■ Stated problem ■
Print the entire listing. Each line must match the original exactly.

■ Excerpted records ■
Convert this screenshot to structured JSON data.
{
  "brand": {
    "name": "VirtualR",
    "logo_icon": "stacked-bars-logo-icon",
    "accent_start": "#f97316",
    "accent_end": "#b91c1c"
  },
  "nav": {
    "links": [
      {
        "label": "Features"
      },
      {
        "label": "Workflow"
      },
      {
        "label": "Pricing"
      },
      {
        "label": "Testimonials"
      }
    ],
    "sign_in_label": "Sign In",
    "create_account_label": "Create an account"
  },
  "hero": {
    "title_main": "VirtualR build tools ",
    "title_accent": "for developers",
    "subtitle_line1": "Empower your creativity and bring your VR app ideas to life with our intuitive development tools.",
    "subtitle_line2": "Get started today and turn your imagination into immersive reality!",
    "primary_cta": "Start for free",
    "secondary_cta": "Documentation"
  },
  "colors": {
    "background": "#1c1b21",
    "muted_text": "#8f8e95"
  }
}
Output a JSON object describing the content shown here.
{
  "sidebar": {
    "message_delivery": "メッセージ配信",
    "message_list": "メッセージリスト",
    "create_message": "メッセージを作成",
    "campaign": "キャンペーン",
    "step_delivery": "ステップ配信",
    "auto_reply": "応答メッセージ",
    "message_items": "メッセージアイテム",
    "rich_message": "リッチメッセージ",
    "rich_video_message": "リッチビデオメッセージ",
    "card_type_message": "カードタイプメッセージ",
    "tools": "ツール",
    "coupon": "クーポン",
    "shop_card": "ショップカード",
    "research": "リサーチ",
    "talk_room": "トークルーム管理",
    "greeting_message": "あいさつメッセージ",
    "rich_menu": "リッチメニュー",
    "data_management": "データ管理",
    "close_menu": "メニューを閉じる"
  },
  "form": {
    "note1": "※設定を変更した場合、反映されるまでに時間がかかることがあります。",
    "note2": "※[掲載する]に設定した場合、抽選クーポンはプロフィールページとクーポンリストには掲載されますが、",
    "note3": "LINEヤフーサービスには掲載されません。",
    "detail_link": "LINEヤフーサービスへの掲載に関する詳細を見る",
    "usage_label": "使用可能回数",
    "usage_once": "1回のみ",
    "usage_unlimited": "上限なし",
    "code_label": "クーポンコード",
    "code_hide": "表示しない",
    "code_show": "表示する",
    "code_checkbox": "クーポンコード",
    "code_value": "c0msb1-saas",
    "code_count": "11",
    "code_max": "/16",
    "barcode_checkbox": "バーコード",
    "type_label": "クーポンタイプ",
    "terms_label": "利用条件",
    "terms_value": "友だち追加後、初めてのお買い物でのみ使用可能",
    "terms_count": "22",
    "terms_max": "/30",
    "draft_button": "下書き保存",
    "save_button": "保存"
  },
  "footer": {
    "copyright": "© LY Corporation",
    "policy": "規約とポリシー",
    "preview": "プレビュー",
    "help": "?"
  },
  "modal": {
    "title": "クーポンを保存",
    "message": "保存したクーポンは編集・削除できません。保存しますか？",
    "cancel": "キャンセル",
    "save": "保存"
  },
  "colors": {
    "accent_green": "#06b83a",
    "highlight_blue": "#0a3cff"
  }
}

■ Exercise solution ■
Convert this screenshot to structured JSON data.
{
  "brand": {
    "name": "VirtualR",
    "logo_icon": "stacked-bars-logo-icon",
    "accent_start": "#f97316",
    "accent_end": "#b91c1c"
  },
  "nav": {
    "links": [
      {
        "label": "Features"
      },
      {
        "label": "Workflow"
      },
      {
        "label": "Pricing"
      },
      {
        "label": "Testimonials"
      }
    ],
    "sign_in_label": "Sign In",
    "create_account_label": "Create an account"
  },
  "hero": {
    "title_main": "VirtualR build tools ",
    "title_accent": "for developers",
    "subtitle_line1": "Empower your creativity and bring your VR app ideas to life with our intuitive development tools.",
    "subtitle_line2": "Get started today and turn your imagination into immersive reality!",
    "primary_cta": "Start for free",
    "secondary_cta": "Documentation"
  },
  "colors": {
    "background": "#1c1b21",
    "muted_text": "#8f8e95"
  }
}
Output a JSON object describing the content shown here.
{
  "sidebar": {
    "message_delivery": "メッセージ配信",
    "message_list": "メッセージリスト",
    "create_message": "メッセージを作成",
    "campaign": "キャンペーン",
    "step_delivery": "ステップ配信",
    "auto_reply": "応答メッセージ",
    "message_items": "メッセージアイテム",
    "rich_message": "リッチメッセージ",
    "rich_video_message": "リッチビデオメッセージ",
    "card_type_message": "カードタイプメッセージ",
    "tools": "ツール",
    "coupon": "クーポン",
    "shop_card": "ショップカード",
    "research": "リサーチ",
    "talk_room": "トークルーム管理",
    "greeting_message": "あいさつメッセージ",
    "rich_menu": "リッチメニュー",
    "data_management": "データ管理",
    "close_menu": "メニューを閉じる"
  },
  "form": {
    "note1": "※設定を変更した場合、反映されるまでに時間がかかることがあります。",
    "note2": "※[掲載する]に設定した場合、抽選クーポンはプロフィールページとクーポンリストには掲載されますが、",
    "note3": "LINEヤフーサービスには掲載されません。",
    "detail_link": "LINEヤフーサービスへの掲載に関する詳細を見る",
    "usage_label": "使用可能回数",
    "usage_once": "1回のみ",
    "usage_unlimited": "上限なし",
    "code_label": "クーポンコード",
    "code_hide": "表示しない",
    "code_show": "表示する",
    "code_checkbox": "クーポンコード",
    "code_value": "c0msb1-saas",
    "code_count": "11",
    "code_max": "/16",
    "barcode_checkbox": "バーコード",
    "type_label": "クーポンタイプ",
    "terms_label": "利用条件",
    "terms_value": "友だち追加後、初めてのお買い物でのみ使用可能",
    "terms_count": "22",
    "terms_max": "/30",
    "draft_button": "下書き保存",
    "save_button": "保存"
  },
  "footer": {
    "copyright": "© LY Corporation",
    "policy": "規約とポリシー",
    "preview": "プレビュー",
    "help": "?"
  },
  "modal": {
    "title": "クーポンを保存",
    "message": "保存したクーポンは編集・削除できません。保存しますか？",
    "cancel": "キャンセル",
    "save": "保存"
  },
  "colors": {
    "accent_green": "#06b83a",
    "highlight_blue": "#0a3cff"
  }
}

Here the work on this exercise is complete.